* [Given entries]:

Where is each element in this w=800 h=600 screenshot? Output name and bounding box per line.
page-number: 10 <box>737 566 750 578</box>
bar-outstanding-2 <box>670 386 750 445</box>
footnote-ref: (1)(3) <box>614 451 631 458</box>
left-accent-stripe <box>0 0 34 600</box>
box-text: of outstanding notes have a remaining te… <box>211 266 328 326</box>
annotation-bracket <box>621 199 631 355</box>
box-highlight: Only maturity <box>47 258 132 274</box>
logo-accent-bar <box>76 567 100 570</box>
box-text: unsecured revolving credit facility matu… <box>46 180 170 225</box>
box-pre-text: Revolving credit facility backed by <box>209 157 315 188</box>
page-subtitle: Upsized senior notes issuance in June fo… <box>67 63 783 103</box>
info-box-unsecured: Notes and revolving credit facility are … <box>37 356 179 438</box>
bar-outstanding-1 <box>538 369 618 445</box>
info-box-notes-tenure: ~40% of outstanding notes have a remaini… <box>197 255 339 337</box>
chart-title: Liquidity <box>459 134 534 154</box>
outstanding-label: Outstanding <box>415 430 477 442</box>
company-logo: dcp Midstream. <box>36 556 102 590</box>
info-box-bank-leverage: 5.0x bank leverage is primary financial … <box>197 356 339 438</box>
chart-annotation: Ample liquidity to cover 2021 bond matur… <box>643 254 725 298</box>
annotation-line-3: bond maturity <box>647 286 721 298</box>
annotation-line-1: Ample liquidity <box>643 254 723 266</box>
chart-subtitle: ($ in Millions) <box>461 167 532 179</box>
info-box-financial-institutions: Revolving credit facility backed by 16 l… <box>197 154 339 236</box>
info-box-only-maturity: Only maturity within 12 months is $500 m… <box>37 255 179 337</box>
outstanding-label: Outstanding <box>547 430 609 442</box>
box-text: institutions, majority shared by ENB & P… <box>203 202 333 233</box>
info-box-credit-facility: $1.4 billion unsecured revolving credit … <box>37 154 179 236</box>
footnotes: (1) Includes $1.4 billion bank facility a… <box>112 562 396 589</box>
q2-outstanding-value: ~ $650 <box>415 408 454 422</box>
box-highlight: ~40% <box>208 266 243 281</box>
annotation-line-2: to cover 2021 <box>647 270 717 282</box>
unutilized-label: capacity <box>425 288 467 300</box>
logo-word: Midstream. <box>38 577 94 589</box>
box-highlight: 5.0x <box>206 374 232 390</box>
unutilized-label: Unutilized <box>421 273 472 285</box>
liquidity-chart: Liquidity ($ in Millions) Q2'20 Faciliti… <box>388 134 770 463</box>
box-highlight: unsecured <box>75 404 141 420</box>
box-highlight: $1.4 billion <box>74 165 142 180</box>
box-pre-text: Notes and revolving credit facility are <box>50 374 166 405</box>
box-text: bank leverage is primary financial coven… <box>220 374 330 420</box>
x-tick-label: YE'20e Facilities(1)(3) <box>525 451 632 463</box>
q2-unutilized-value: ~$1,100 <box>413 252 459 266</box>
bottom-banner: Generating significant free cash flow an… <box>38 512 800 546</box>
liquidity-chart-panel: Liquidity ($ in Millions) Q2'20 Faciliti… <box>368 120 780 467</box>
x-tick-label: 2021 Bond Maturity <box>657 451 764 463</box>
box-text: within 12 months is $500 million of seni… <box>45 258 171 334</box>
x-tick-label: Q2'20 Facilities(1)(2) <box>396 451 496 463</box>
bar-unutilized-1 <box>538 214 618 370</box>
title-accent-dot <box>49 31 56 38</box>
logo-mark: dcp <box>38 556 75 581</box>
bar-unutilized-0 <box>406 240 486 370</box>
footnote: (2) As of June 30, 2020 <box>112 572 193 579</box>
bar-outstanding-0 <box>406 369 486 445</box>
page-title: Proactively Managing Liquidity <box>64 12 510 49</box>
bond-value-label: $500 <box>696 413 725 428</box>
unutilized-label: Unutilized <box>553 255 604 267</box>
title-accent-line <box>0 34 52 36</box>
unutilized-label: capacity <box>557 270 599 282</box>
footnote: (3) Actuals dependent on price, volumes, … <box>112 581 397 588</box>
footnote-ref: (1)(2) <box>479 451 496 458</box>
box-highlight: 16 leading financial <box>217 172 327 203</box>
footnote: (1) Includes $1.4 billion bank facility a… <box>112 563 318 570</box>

* [Given problem]:
Write out every item above word for word, one per line, keeping the same order.

* [Complete output]:
Where is each element in this w=800 h=600 screenshot? Output name and bounding box per line.
page-number: 10 <box>737 566 750 578</box>
bar-outstanding-2 <box>670 386 750 445</box>
footnote-ref: (1)(3) <box>614 451 631 458</box>
left-accent-stripe <box>0 0 34 600</box>
box-text: of outstanding notes have a remaining te… <box>211 266 328 326</box>
annotation-bracket <box>621 199 631 355</box>
box-highlight: Only maturity <box>47 258 132 274</box>
logo-accent-bar <box>76 567 100 570</box>
box-text: unsecured revolving credit facility matu… <box>46 180 170 225</box>
box-pre-text: Revolving credit facility backed by <box>209 157 315 188</box>
page-subtitle: Upsized senior notes issuance in June fo… <box>67 63 783 103</box>
info-box-unsecured: Notes and revolving credit facility are … <box>37 356 179 438</box>
bar-outstanding-1 <box>538 369 618 445</box>
info-box-notes-tenure: ~40% of outstanding notes have a remaini… <box>197 255 339 337</box>
chart-title: Liquidity <box>459 134 534 154</box>
outstanding-label: Outstanding <box>415 430 477 442</box>
company-logo: dcp Midstream. <box>36 556 102 590</box>
info-box-bank-leverage: 5.0x bank leverage is primary financial … <box>197 356 339 438</box>
chart-annotation: Ample liquidity to cover 2021 bond matur… <box>643 254 725 298</box>
annotation-line-3: bond maturity <box>647 286 721 298</box>
annotation-line-1: Ample liquidity <box>643 254 723 266</box>
chart-subtitle: ($ in Millions) <box>461 167 532 179</box>
info-box-financial-institutions: Revolving credit facility backed by 16 l… <box>197 154 339 236</box>
info-box-only-maturity: Only maturity within 12 months is $500 m… <box>37 255 179 337</box>
outstanding-label: Outstanding <box>547 430 609 442</box>
box-text: institutions, majority shared by ENB & P… <box>203 202 333 233</box>
info-box-credit-facility: $1.4 billion unsecured revolving credit … <box>37 154 179 236</box>
footnotes: (1) Includes $1.4 billion bank facility a… <box>112 562 396 589</box>
q2-outstanding-value: ~ $650 <box>415 408 454 422</box>
box-highlight: ~40% <box>208 266 243 281</box>
annotation-line-2: to cover 2021 <box>647 270 717 282</box>
unutilized-label: capacity <box>425 288 467 300</box>
logo-word: Midstream. <box>38 577 94 589</box>
box-highlight: 5.0x <box>206 374 232 390</box>
unutilized-label: Unutilized <box>421 273 472 285</box>
liquidity-chart: Liquidity ($ in Millions) Q2'20 Faciliti… <box>388 134 770 463</box>
box-highlight: unsecured <box>75 404 141 420</box>
box-highlight: $1.4 billion <box>74 165 142 180</box>
box-pre-text: Notes and revolving credit facility are <box>50 374 166 405</box>
box-text: bank leverage is primary financial coven… <box>220 374 330 420</box>
x-tick-label: YE'20e Facilities(1)(3) <box>525 451 632 463</box>
q2-unutilized-value: ~$1,100 <box>413 252 459 266</box>
bottom-banner: Generating significant free cash flow an… <box>38 512 800 546</box>
liquidity-chart-panel: Liquidity ($ in Millions) Q2'20 Faciliti… <box>368 120 780 467</box>
x-tick-label: 2021 Bond Maturity <box>657 451 764 463</box>
box-text: within 12 months is $500 million of seni… <box>45 258 171 334</box>
x-tick-label: Q2'20 Facilities(1)(2) <box>396 451 496 463</box>
bar-unutilized-1 <box>538 214 618 370</box>
title-accent-dot <box>49 31 56 38</box>
logo-mark: dcp <box>38 556 75 581</box>
bar-unutilized-0 <box>406 240 486 370</box>
footnote: (2) As of June 30, 2020 <box>112 572 193 579</box>
bar-outstanding-0 <box>406 369 486 445</box>
page-title: Proactively Managing Liquidity <box>64 12 510 49</box>
bond-value-label: $500 <box>696 413 725 428</box>
unutilized-label: Unutilized <box>553 255 604 267</box>
title-accent-line <box>0 34 52 36</box>
unutilized-label: capacity <box>557 270 599 282</box>
footnote: (3) Actuals dependent on price, volumes, … <box>112 581 397 588</box>
footnote-ref: (1)(2) <box>479 451 496 458</box>
box-highlight: 16 leading financial <box>217 172 327 203</box>
footnote: (1) Includes $1.4 billion bank facility a… <box>112 563 318 570</box>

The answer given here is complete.